**OBJECTIVE**
Please write out the records from the start through the line containing "q16-part6: (6)75(2分) <box>90", swapping every "bond-line" for "bond-segment" and leaving everything else unchanged.

**Element box records**
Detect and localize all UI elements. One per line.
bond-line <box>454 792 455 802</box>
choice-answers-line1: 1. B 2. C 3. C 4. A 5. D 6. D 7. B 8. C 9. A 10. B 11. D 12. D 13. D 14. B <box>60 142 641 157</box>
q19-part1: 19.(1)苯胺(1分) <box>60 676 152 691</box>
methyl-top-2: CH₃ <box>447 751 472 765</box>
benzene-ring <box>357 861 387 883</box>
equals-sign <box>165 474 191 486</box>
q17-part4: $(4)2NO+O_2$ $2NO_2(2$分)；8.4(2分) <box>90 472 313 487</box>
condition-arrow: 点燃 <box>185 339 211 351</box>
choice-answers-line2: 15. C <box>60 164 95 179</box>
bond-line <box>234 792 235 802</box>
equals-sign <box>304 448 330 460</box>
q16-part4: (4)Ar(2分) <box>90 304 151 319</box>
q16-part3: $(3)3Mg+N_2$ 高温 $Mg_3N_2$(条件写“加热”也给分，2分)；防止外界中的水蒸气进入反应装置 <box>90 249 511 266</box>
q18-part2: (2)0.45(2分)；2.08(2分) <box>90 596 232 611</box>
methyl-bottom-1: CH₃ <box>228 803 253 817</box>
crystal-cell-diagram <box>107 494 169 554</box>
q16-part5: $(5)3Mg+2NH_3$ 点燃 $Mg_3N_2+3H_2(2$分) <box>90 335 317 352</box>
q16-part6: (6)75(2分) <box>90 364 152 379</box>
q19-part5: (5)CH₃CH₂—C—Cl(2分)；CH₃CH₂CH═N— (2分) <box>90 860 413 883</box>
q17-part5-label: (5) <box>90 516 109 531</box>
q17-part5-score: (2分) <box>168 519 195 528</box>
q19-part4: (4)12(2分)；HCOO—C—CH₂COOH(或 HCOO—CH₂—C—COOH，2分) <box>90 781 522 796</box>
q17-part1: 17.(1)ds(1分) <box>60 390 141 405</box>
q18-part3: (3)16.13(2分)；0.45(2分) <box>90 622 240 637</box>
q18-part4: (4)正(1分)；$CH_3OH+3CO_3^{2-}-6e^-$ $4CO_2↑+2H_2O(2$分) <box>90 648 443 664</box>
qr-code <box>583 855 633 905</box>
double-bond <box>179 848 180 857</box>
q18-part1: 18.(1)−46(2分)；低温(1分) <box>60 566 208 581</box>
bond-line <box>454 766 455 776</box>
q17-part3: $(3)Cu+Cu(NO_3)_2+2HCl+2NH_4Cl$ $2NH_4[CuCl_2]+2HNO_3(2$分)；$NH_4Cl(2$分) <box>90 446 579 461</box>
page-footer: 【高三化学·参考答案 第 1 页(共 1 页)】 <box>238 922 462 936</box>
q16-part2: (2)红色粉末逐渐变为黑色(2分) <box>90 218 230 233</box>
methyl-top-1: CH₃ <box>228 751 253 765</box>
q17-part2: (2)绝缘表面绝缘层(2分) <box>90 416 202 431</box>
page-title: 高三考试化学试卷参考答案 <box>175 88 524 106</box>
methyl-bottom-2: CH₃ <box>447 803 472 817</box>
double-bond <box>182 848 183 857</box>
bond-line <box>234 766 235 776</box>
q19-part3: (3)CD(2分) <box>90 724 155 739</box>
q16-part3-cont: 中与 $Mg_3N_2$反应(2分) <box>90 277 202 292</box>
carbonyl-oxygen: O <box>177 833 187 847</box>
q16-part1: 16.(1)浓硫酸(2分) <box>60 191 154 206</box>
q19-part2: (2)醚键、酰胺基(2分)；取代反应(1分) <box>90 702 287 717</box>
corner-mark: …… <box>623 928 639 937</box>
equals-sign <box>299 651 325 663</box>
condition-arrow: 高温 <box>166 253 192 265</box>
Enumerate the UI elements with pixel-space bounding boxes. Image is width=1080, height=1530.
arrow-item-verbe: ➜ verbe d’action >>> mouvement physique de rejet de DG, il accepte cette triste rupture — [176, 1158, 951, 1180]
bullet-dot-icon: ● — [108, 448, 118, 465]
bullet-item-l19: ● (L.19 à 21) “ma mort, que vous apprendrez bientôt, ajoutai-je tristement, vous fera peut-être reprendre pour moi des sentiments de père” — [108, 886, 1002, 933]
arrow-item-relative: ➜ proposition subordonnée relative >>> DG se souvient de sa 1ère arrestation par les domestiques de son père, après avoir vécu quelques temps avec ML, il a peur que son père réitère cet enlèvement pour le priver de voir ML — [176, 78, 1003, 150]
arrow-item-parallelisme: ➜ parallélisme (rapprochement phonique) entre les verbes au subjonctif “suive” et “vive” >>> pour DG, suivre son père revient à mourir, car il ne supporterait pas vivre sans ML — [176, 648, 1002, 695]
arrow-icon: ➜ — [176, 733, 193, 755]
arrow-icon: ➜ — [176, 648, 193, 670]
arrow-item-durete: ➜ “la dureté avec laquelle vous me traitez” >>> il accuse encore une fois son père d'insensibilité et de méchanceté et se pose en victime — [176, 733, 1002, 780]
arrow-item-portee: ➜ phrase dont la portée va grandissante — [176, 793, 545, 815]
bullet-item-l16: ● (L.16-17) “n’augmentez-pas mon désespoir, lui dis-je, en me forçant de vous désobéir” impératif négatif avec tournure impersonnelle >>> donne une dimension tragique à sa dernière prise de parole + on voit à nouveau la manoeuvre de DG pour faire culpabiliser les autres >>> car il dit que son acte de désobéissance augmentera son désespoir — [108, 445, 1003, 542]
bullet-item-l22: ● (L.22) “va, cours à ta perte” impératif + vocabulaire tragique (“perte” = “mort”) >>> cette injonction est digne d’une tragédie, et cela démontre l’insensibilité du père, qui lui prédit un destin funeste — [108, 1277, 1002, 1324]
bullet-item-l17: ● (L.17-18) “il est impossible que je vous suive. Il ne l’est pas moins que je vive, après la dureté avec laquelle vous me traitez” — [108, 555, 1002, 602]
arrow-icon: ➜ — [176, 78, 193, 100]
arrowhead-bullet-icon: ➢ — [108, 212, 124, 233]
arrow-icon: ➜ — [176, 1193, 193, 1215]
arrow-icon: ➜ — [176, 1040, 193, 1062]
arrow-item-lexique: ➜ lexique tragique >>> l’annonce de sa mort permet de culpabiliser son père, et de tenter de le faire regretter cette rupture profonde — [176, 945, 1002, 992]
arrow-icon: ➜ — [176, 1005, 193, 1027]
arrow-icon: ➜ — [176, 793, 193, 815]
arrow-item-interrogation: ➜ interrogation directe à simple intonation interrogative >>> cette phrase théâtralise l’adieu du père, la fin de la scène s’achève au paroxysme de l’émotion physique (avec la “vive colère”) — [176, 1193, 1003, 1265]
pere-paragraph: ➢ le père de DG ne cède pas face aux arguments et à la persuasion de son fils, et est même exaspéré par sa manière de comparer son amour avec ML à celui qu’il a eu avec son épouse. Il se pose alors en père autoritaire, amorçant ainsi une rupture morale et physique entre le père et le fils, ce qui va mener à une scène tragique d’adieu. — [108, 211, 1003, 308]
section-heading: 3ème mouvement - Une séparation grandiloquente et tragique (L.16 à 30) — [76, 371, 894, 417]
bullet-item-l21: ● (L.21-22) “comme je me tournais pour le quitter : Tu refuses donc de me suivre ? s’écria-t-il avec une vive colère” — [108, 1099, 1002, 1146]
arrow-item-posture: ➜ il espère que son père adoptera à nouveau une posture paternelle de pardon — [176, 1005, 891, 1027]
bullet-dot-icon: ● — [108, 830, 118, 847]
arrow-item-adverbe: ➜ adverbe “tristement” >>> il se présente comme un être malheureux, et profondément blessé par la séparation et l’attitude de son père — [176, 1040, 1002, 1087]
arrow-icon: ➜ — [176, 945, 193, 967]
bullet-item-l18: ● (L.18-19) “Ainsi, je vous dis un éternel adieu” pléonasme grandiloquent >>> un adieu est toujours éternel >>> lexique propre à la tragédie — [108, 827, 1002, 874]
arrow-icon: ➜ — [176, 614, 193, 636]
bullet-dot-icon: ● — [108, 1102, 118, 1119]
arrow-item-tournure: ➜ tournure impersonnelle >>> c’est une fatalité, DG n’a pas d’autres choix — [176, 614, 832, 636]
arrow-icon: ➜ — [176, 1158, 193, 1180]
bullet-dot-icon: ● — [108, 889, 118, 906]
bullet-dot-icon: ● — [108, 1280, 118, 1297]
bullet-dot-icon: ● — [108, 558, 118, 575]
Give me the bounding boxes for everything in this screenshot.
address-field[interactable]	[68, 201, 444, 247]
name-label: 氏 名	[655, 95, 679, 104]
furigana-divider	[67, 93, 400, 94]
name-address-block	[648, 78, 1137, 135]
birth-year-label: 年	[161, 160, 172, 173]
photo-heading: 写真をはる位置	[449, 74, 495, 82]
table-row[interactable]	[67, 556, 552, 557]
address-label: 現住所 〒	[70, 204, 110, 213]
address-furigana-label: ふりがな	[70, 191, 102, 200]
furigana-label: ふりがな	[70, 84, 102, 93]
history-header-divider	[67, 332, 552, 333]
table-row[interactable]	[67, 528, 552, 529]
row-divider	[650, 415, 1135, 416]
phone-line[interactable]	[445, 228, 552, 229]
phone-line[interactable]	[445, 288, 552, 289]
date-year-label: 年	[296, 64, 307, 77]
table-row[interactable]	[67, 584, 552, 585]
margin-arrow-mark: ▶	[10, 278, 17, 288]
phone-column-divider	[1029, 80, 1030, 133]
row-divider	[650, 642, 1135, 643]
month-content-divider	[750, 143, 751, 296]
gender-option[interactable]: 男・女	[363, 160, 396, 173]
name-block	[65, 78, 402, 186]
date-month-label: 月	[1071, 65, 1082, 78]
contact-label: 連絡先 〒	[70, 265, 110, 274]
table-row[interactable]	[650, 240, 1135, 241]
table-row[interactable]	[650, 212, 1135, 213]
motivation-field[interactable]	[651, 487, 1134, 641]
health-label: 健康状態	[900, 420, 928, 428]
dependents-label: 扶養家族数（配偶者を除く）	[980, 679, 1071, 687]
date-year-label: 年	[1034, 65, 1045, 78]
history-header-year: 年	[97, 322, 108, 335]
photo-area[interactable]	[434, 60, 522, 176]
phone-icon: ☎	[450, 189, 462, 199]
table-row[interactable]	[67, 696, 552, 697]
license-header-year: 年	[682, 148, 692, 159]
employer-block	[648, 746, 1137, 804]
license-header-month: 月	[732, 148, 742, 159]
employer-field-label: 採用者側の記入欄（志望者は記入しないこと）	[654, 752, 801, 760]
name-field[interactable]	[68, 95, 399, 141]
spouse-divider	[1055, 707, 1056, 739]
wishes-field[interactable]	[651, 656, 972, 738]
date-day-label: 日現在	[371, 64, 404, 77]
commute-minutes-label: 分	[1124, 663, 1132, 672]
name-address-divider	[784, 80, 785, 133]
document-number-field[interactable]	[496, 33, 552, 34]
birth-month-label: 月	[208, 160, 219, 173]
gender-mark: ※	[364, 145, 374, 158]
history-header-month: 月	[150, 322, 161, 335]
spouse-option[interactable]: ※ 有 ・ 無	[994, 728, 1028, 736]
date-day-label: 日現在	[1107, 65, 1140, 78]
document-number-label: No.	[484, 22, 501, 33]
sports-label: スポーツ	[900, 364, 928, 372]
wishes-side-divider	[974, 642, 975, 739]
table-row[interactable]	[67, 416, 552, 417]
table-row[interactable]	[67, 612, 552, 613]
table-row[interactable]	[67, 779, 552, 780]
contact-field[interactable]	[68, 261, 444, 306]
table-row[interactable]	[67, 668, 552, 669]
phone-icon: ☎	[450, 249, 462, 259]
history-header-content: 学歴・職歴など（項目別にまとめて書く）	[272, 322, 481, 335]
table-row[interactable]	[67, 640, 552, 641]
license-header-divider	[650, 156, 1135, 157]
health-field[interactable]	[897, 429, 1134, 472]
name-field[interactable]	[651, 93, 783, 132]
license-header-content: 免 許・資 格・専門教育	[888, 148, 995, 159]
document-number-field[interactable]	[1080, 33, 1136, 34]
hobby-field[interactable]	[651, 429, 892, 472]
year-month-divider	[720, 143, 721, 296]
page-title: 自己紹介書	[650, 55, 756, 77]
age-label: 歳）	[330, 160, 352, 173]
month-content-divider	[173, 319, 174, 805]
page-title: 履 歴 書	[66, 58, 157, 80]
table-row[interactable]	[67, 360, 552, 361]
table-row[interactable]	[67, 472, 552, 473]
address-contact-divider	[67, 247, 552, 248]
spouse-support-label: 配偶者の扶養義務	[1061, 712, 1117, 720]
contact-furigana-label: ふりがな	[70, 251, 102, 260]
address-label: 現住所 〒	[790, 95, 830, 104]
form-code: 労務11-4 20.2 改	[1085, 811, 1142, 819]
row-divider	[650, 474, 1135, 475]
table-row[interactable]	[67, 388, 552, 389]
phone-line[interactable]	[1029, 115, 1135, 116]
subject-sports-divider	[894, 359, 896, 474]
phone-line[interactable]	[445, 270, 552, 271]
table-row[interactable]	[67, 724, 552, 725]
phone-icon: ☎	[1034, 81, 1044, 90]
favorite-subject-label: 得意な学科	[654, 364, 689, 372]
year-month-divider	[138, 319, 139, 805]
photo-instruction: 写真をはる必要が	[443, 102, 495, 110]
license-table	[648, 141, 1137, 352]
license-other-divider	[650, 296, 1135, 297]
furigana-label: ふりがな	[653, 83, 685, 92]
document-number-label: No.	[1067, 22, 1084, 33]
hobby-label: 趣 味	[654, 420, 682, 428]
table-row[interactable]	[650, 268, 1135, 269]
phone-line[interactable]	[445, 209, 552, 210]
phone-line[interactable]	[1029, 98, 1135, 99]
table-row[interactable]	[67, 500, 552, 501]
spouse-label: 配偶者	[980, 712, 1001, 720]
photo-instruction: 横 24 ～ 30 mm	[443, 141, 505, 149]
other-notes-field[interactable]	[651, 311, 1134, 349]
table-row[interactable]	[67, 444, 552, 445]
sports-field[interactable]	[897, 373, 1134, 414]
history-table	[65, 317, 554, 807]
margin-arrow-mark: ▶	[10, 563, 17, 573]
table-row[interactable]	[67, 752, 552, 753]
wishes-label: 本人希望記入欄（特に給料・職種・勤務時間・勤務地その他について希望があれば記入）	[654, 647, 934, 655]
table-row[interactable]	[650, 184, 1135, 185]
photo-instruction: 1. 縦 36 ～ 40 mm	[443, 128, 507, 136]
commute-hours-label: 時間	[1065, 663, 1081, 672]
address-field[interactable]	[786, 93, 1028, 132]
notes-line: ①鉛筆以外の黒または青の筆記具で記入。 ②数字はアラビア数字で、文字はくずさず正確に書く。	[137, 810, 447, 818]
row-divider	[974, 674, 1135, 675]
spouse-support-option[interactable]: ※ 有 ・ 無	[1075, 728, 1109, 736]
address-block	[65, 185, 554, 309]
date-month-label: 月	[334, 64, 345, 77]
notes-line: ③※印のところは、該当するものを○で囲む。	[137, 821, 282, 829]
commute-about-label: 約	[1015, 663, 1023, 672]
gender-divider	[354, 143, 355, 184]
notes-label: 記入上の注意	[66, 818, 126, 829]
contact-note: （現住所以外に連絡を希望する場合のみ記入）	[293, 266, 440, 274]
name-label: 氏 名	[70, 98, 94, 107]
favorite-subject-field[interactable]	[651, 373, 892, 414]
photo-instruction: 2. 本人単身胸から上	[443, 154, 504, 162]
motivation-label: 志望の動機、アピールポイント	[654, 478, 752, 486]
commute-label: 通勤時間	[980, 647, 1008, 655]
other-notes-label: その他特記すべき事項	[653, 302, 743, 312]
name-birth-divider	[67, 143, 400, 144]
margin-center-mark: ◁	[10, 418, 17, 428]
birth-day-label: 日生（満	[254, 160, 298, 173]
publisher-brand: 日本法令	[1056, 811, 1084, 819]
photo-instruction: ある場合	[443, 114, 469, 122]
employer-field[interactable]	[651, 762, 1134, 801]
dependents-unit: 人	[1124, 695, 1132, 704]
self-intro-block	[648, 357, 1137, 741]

**OUTPUT FOR THIS TASK**
Detect and localize all UI elements. One per line.
bond-segment <box>454 792 455 802</box>
choice-answers-line1: 1. B 2. C 3. C 4. A 5. D 6. D 7. B 8. C 9. A 10. B 11. D 12. D 13. D 14. B <box>60 142 641 157</box>
q19-part1: 19.(1)苯胺(1分) <box>60 676 152 691</box>
methyl-top-2: CH₃ <box>447 751 472 765</box>
benzene-ring <box>357 861 387 883</box>
equals-sign <box>165 474 191 486</box>
q17-part4: $(4)2NO+O_2$ $2NO_2(2$分)；8.4(2分) <box>90 472 313 487</box>
condition-arrow: 点燃 <box>185 339 211 351</box>
choice-answers-line2: 15. C <box>60 164 95 179</box>
bond-segment <box>234 792 235 802</box>
equals-sign <box>304 448 330 460</box>
q16-part4: (4)Ar(2分) <box>90 304 151 319</box>
q16-part3: $(3)3Mg+N_2$ 高温 $Mg_3N_2$(条件写“加热”也给分，2分)；防止外界中的水蒸气进入反应装置 <box>90 249 511 266</box>
q18-part2: (2)0.45(2分)；2.08(2分) <box>90 596 232 611</box>
methyl-bottom-1: CH₃ <box>228 803 253 817</box>
crystal-cell-diagram <box>107 494 169 554</box>
q16-part5: $(5)3Mg+2NH_3$ 点燃 $Mg_3N_2+3H_2(2$分) <box>90 335 317 352</box>
q16-part6: (6)75(2分) <box>90 364 152 379</box>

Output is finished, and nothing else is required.